§ **Task instructions**:
Look through the material below. Copy each line that contains the string "Mckenzie".

§ **Input data**:
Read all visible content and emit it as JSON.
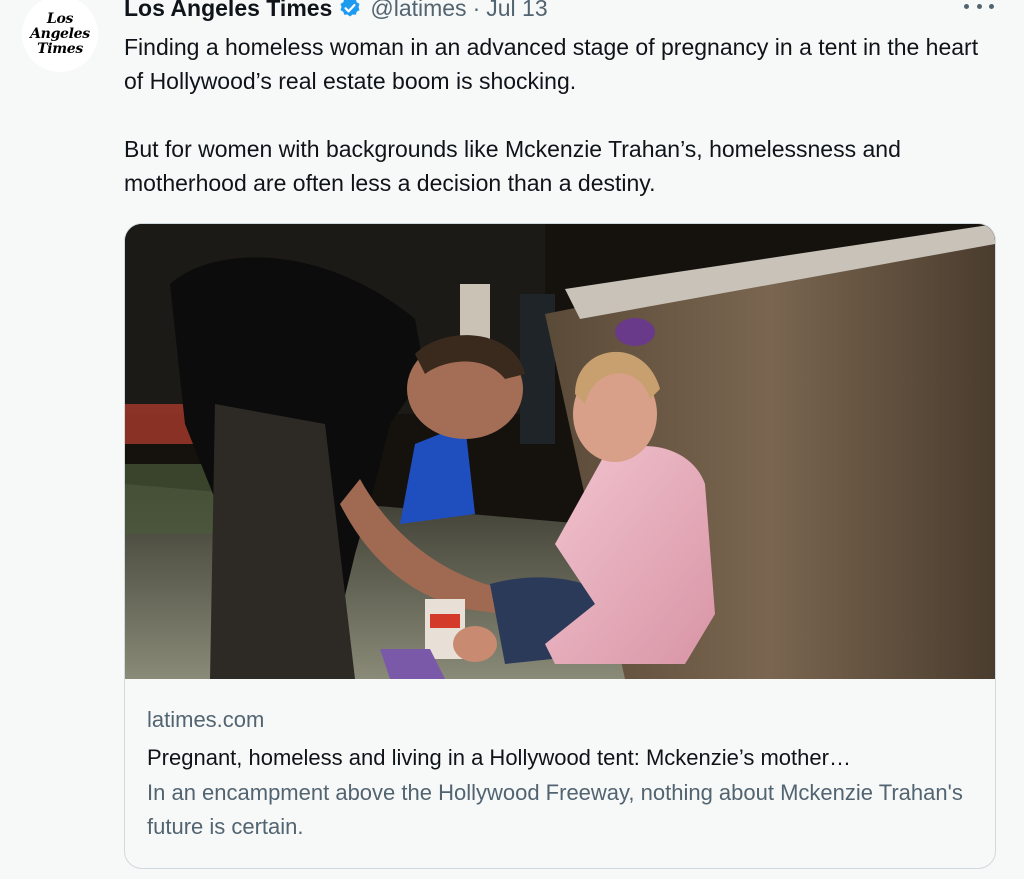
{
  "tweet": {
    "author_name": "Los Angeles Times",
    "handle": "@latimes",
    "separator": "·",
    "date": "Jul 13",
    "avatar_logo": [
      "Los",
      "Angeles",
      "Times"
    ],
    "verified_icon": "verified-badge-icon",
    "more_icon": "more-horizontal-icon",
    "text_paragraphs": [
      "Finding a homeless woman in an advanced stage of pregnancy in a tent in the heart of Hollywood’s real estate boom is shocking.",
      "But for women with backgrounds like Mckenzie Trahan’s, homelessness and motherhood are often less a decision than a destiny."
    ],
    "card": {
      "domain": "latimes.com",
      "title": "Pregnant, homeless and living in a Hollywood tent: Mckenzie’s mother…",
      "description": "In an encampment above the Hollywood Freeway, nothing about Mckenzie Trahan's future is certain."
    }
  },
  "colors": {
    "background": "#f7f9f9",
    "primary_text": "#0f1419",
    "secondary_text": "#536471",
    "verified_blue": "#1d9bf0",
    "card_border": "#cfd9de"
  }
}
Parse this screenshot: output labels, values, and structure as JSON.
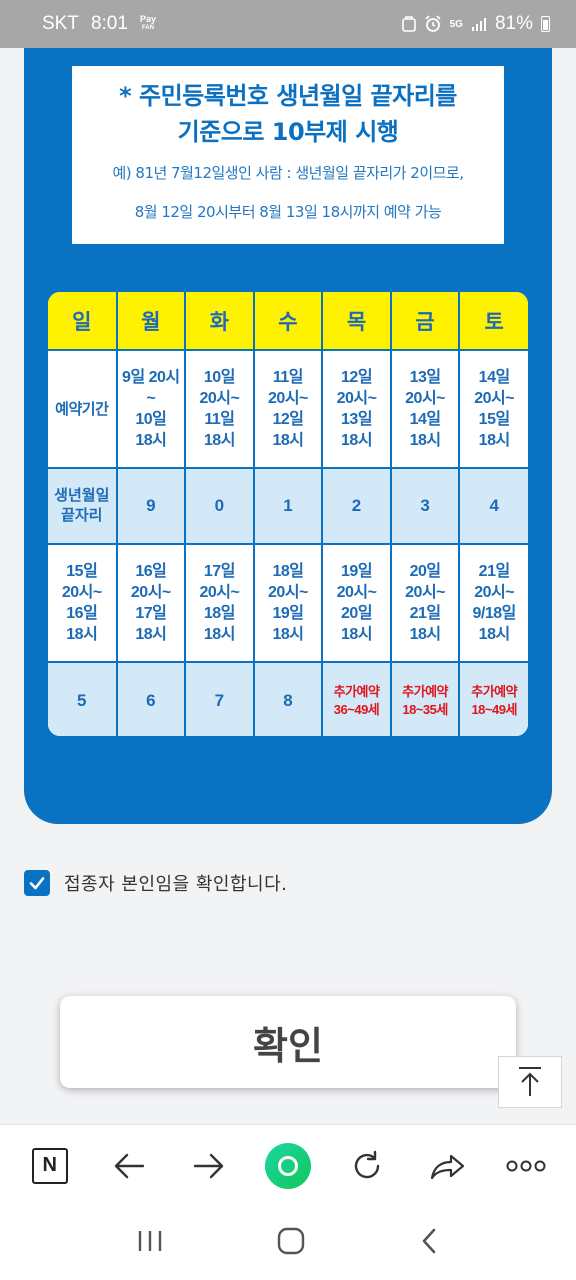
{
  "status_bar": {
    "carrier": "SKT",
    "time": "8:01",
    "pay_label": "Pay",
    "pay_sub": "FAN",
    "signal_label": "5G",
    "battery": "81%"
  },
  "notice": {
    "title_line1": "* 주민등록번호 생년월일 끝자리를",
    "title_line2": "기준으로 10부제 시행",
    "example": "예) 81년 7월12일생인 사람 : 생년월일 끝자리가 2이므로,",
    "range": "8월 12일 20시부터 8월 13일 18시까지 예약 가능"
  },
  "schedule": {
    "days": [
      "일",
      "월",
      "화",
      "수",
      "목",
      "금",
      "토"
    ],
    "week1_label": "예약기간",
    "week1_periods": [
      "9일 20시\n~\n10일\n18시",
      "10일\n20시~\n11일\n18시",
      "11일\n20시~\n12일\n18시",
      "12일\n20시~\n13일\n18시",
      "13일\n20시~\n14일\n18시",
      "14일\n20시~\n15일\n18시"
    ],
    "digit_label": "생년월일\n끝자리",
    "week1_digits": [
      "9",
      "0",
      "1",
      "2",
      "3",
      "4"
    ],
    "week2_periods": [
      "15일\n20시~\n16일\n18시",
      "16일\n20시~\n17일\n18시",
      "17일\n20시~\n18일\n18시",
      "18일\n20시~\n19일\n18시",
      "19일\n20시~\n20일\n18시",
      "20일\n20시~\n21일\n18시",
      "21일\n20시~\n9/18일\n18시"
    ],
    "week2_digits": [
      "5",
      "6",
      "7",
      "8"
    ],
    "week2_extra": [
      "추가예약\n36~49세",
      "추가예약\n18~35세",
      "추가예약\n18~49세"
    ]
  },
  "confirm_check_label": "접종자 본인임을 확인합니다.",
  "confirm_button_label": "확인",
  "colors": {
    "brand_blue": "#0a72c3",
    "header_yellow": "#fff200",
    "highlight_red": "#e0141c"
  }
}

§ **Full answer**:
      "But for women with backgrounds like Mckenzie Trahan’s, homelessness and motherhood are often less a decision than a destiny."
      "title": "Pregnant, homeless and living in a Hollywood tent: Mckenzie’s mother…",
      "description": "In an encampment above the Hollywood Freeway, nothing about Mckenzie Trahan's future is certain."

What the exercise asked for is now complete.